-- Begin --
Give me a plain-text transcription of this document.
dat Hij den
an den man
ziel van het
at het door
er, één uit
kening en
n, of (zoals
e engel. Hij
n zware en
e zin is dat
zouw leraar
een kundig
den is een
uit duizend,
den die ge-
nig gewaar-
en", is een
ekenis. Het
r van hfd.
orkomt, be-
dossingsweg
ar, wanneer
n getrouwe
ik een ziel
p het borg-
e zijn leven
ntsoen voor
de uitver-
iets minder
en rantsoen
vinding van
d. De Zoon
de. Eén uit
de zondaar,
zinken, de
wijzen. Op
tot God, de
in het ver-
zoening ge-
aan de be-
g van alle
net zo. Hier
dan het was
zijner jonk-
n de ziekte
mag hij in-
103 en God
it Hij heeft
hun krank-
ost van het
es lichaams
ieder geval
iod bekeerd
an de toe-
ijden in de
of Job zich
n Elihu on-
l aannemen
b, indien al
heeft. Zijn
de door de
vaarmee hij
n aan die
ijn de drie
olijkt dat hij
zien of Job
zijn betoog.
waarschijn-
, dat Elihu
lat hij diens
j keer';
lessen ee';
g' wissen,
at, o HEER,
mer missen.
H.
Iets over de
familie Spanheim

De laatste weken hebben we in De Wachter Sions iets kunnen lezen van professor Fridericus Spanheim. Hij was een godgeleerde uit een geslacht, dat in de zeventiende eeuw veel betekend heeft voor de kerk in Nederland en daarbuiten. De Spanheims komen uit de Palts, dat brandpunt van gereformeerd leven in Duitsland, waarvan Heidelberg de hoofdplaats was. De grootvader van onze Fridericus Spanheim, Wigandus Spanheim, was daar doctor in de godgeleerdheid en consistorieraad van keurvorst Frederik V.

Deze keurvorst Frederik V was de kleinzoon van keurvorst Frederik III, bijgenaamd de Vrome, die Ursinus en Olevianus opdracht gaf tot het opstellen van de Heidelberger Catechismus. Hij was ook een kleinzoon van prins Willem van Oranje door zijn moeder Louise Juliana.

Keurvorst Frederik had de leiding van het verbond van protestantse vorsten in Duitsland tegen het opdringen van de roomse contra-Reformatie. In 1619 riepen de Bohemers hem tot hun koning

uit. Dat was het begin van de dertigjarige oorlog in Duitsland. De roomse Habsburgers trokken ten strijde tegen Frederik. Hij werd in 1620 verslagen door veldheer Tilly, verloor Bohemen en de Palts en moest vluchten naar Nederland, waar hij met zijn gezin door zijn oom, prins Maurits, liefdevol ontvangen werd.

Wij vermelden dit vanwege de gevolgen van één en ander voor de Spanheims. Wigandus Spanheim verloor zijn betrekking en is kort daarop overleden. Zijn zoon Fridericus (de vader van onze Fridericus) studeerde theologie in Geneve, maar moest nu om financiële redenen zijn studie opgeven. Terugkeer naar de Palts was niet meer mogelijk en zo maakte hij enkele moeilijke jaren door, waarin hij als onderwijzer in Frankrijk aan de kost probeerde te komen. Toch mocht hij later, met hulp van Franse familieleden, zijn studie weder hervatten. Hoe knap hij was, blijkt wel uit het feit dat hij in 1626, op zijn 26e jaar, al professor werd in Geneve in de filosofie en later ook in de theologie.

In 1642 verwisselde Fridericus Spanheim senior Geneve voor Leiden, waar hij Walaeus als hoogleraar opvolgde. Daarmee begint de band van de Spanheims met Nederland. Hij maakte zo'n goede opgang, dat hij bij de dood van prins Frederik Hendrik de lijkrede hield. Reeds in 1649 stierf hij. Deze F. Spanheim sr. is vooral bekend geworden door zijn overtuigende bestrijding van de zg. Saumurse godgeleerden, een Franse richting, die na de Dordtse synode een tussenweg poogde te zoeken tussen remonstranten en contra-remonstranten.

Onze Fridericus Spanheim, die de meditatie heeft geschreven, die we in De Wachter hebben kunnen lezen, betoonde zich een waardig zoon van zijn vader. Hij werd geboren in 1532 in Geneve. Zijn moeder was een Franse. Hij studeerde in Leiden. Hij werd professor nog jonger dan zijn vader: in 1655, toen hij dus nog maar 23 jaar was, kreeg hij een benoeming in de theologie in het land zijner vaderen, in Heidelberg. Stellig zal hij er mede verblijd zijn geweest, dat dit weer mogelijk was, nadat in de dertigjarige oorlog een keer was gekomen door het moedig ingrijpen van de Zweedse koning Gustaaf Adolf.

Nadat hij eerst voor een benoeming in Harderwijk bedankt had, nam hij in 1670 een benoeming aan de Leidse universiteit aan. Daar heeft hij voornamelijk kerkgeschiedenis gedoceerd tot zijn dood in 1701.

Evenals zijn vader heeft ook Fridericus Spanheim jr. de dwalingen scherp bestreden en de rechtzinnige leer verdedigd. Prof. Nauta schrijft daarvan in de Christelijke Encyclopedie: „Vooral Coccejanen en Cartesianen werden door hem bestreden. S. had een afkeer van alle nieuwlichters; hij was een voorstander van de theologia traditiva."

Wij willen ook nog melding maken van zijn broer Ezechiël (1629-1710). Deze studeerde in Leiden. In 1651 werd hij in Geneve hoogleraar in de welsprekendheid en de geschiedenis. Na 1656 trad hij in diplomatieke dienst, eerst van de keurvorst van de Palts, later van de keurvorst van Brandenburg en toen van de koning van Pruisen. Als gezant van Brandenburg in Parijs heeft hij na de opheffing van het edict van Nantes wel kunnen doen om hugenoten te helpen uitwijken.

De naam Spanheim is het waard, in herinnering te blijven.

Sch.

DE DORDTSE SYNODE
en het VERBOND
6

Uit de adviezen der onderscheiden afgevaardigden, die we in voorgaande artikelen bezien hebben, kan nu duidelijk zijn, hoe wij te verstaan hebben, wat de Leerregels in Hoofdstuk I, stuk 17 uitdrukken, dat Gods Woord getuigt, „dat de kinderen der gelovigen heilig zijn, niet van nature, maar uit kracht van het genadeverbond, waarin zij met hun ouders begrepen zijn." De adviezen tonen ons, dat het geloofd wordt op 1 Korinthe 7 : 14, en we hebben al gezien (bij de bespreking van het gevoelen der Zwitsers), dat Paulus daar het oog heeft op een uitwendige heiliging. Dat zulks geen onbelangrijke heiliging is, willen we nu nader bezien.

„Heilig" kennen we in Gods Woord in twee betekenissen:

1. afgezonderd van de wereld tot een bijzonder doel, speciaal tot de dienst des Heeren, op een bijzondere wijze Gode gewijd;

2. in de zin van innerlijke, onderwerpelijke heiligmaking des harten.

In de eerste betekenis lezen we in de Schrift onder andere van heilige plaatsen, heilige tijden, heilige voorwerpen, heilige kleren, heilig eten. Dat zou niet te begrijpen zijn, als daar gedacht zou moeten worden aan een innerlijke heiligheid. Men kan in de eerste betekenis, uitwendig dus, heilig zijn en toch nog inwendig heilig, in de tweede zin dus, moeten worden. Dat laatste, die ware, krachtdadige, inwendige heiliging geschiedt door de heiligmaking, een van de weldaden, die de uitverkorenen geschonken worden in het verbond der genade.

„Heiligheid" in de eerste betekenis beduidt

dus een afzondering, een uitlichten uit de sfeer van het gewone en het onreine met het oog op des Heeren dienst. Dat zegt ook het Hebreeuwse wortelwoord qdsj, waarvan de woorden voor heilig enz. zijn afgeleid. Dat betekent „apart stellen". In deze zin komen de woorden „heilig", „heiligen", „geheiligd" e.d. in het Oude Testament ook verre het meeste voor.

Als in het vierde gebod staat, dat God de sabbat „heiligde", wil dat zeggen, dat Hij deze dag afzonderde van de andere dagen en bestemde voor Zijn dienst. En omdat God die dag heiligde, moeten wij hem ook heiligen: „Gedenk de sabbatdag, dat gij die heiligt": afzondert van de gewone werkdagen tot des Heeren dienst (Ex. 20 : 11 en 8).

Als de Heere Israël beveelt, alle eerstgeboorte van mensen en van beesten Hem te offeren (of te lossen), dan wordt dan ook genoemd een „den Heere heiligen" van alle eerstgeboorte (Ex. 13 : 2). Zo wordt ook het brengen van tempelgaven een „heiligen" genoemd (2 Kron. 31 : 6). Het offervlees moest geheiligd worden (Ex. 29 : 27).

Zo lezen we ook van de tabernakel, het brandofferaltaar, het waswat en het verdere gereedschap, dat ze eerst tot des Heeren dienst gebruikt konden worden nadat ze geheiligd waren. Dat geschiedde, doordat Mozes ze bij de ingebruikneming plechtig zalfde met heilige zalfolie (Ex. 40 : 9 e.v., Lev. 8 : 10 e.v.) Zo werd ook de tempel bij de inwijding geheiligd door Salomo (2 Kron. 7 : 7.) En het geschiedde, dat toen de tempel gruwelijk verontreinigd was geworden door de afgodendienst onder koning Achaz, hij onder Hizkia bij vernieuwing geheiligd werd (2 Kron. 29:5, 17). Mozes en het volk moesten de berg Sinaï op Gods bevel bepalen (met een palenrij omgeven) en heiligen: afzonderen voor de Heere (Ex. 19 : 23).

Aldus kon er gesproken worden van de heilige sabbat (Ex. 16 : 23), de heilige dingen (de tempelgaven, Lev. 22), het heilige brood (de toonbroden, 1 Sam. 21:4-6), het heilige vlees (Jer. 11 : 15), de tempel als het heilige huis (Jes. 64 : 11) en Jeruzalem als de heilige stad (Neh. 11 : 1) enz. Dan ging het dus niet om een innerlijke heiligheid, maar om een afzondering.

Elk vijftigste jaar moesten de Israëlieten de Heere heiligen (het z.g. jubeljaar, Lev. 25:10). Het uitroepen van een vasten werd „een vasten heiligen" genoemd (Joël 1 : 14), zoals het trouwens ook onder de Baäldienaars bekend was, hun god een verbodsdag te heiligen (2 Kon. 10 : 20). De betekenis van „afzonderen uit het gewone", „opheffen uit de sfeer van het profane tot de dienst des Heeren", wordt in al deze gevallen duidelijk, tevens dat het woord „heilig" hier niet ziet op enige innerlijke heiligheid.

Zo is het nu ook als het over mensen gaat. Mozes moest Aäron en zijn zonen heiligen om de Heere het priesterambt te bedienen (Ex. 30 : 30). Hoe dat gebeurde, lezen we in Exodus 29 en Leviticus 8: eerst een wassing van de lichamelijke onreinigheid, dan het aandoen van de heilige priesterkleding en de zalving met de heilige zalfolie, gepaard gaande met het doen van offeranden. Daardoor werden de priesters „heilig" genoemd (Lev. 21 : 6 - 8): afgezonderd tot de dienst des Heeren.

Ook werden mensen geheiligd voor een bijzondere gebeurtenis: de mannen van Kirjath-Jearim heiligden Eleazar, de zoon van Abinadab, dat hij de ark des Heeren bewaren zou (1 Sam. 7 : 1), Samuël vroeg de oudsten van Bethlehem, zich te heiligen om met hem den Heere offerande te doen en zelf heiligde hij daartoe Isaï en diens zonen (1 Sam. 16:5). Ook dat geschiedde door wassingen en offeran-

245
-- End --
-- Begin --
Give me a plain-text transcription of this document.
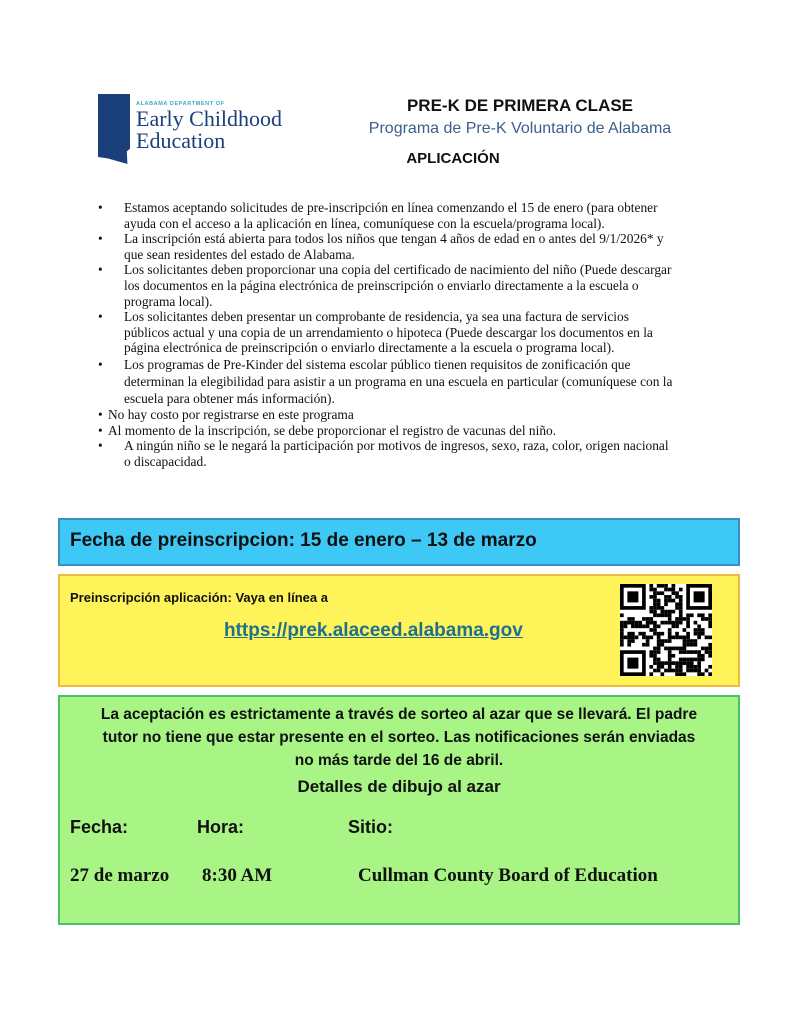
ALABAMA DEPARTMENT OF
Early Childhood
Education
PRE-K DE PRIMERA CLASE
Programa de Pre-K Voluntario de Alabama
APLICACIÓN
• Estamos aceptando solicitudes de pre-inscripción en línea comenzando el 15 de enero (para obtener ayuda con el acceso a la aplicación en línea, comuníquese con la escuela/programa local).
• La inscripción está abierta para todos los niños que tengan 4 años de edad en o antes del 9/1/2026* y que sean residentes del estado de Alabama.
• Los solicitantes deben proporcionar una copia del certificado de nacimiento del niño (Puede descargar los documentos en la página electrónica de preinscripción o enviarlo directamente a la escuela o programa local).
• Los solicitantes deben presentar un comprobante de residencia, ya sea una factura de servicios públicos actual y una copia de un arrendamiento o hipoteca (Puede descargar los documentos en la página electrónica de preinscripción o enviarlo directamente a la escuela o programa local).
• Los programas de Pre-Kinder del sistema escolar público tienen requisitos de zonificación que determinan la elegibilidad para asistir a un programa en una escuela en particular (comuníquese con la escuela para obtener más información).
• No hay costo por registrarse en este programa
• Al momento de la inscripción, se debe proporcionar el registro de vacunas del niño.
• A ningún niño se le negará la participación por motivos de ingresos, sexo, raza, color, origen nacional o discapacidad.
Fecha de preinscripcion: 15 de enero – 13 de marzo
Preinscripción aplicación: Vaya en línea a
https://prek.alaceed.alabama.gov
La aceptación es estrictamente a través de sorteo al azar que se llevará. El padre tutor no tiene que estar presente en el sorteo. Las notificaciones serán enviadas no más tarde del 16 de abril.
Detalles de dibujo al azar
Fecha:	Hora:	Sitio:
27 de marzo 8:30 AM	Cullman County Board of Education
-- End --
Exercise objective: Locate the lines above that hold the word "duidelijk". Show every one of them.

Task response:
Uit de adviezen der onderscheiden afgevaardigden, die we in voorgaande artikelen bezien hebben, kan nu duidelijk zijn, hoe wij te verstaan hebben, wat de Leerregels in Hoofdstuk I, stuk 17 uitdrukken, dat Gods Woord getuigt, „dat de kinderen der gelovigen heilig zijn, niet van nature, maar uit kracht van het genadeverbond, waarin zij met hun ouders begrepen zijn." De adviezen tonen ons, dat het geloofd wordt op 1 Korinthe 7 : 14, en we hebben al gezien (bij de bespreking van het gevoelen der Zwitsers), dat Paulus daar het oog heeft op een uitwendige heiliging. Dat zulks geen onbelangrijke heiliging is, willen we nu nader bezien.
Elk vijftigste jaar moesten de Israëlieten de Heere heiligen (het z.g. jubeljaar, Lev. 25:10). Het uitroepen van een vasten werd „een vasten heiligen" genoemd (Joël 1 : 14), zoals het trouwens ook onder de Baäldienaars bekend was, hun god een verbodsdag te heiligen (2 Kon. 10 : 20). De betekenis van „afzonderen uit het gewone", „opheffen uit de sfeer van het profane tot de dienst des Heeren", wordt in al deze gevallen duidelijk, tevens dat het woord „heilig" hier niet ziet op enige innerlijke heiligheid.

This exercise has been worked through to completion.